__Task requirements__
An exact copy of all the data is required, with pictures left out.

__Data excerpts__

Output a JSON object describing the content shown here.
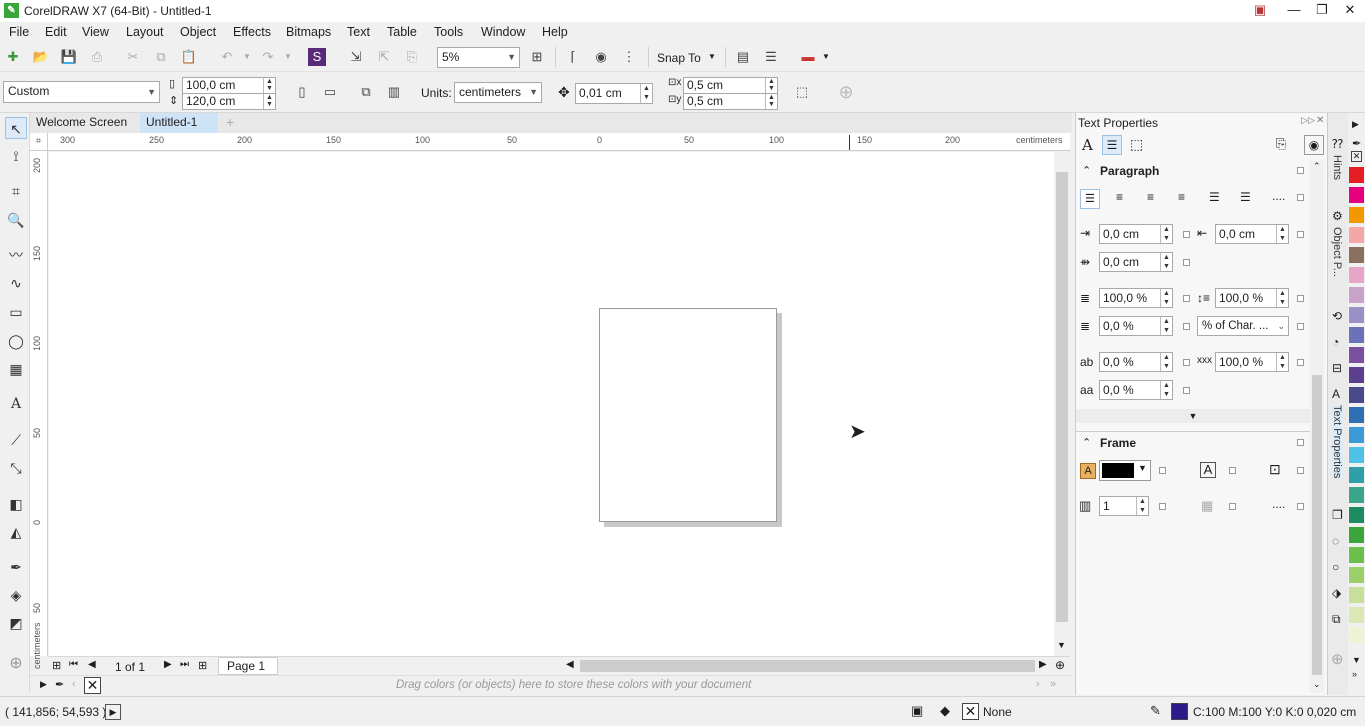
{
  "window": {
    "title": "CorelDRAW X7 (64-Bit) - Untitled-1",
    "minimize": "—",
    "restore": "❐",
    "close": "✕"
  },
  "menu": [
    "File",
    "Edit",
    "View",
    "Layout",
    "Object",
    "Effects",
    "Bitmaps",
    "Text",
    "Table",
    "Tools",
    "Window",
    "Help"
  ],
  "toolbar": {
    "zoom": "5%",
    "snap_to": "Snap To"
  },
  "propbar": {
    "page_size": "Custom",
    "width": "100,0 cm",
    "height": "120,0 cm",
    "units_label": "Units:",
    "units": "centimeters",
    "nudge": "0,01 cm",
    "dup_x": "0,5 cm",
    "dup_y": "0,5 cm"
  },
  "doctabs": [
    "Welcome Screen",
    "Untitled-1"
  ],
  "hruler": {
    "labels": [
      "300",
      "250",
      "200",
      "150",
      "100",
      "50",
      "0",
      "50",
      "100",
      "150",
      "200"
    ],
    "unit": "centimeters"
  },
  "vruler": {
    "labels": [
      "200",
      "150",
      "100",
      "50",
      "0",
      "50"
    ],
    "unit": "centimeters"
  },
  "pagenav": {
    "count": "1 of 1",
    "tab": "Page 1"
  },
  "palette_hint": "Drag colors (or objects) here to store these colors with your document",
  "panel": {
    "title": "Text Properties",
    "paragraph": {
      "title": "Paragraph",
      "left_indent": "0,0 cm",
      "right_indent": "0,0 cm",
      "first_line": "0,0 cm",
      "para_spacing": "100,0 %",
      "line_spacing": "100,0 %",
      "before": "0,0 %",
      "spacing_unit": "% of Char. ...",
      "char_spacing": "0,0 %",
      "word_spacing": "100,0 %",
      "lang_spacing": "0,0 %",
      "more": "...."
    },
    "frame": {
      "title": "Frame",
      "columns": "1",
      "more": "...."
    }
  },
  "sidetabs": [
    "Hints",
    "Object P...",
    "Text Properties"
  ],
  "palette_colors": [
    "#e31e24",
    "#e4007f",
    "#f39800",
    "#f5a7a8",
    "#8b6f5f",
    "#e6a6c9",
    "#c8a2c8",
    "#9b8fc7",
    "#6b72b8",
    "#7a4fa0",
    "#5c3f8e",
    "#4a4a8a",
    "#2f6fb5",
    "#3c9bd7",
    "#4fc1e9",
    "#2f9fa8",
    "#3aa58a",
    "#1e8a5f",
    "#3aa53a",
    "#6cbf4a",
    "#9ccf6a",
    "#c6df9a",
    "#dbe8b6",
    "#eef3d6"
  ],
  "status": {
    "coords": "( 141,856; 54,593 )",
    "fill": "None",
    "outline": "C:100 M:100 Y:0 K:0  0,020 cm",
    "outline_color": "#2a1a8a"
  }
}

__The response__
Output a JSON object describing the content shown here.
{
  "window": {
    "title": "CorelDRAW X7 (64-Bit) - Untitled-1",
    "minimize": "—",
    "restore": "❐",
    "close": "✕"
  },
  "menu": [
    "File",
    "Edit",
    "View",
    "Layout",
    "Object",
    "Effects",
    "Bitmaps",
    "Text",
    "Table",
    "Tools",
    "Window",
    "Help"
  ],
  "toolbar": {
    "zoom": "5%",
    "snap_to": "Snap To"
  },
  "propbar": {
    "page_size": "Custom",
    "width": "100,0 cm",
    "height": "120,0 cm",
    "units_label": "Units:",
    "units": "centimeters",
    "nudge": "0,01 cm",
    "dup_x": "0,5 cm",
    "dup_y": "0,5 cm"
  },
  "doctabs": [
    "Welcome Screen",
    "Untitled-1"
  ],
  "hruler": {
    "labels": [
      "300",
      "250",
      "200",
      "150",
      "100",
      "50",
      "0",
      "50",
      "100",
      "150",
      "200"
    ],
    "unit": "centimeters"
  },
  "vruler": {
    "labels": [
      "200",
      "150",
      "100",
      "50",
      "0",
      "50"
    ],
    "unit": "centimeters"
  },
  "pagenav": {
    "count": "1 of 1",
    "tab": "Page 1"
  },
  "palette_hint": "Drag colors (or objects) here to store these colors with your document",
  "panel": {
    "title": "Text Properties",
    "paragraph": {
      "title": "Paragraph",
      "left_indent": "0,0 cm",
      "right_indent": "0,0 cm",
      "first_line": "0,0 cm",
      "para_spacing": "100,0 %",
      "line_spacing": "100,0 %",
      "before": "0,0 %",
      "spacing_unit": "% of Char. ...",
      "char_spacing": "0,0 %",
      "word_spacing": "100,0 %",
      "lang_spacing": "0,0 %",
      "more": "...."
    },
    "frame": {
      "title": "Frame",
      "columns": "1",
      "more": "...."
    }
  },
  "sidetabs": [
    "Hints",
    "Object P...",
    "Text Properties"
  ],
  "palette_colors": [
    "#e31e24",
    "#e4007f",
    "#f39800",
    "#f5a7a8",
    "#8b6f5f",
    "#e6a6c9",
    "#c8a2c8",
    "#9b8fc7",
    "#6b72b8",
    "#7a4fa0",
    "#5c3f8e",
    "#4a4a8a",
    "#2f6fb5",
    "#3c9bd7",
    "#4fc1e9",
    "#2f9fa8",
    "#3aa58a",
    "#1e8a5f",
    "#3aa53a",
    "#6cbf4a",
    "#9ccf6a",
    "#c6df9a",
    "#dbe8b6",
    "#eef3d6"
  ],
  "status": {
    "coords": "( 141,856; 54,593 )",
    "fill": "None",
    "outline": "C:100 M:100 Y:0 K:0  0,020 cm",
    "outline_color": "#2a1a8a"
  }
}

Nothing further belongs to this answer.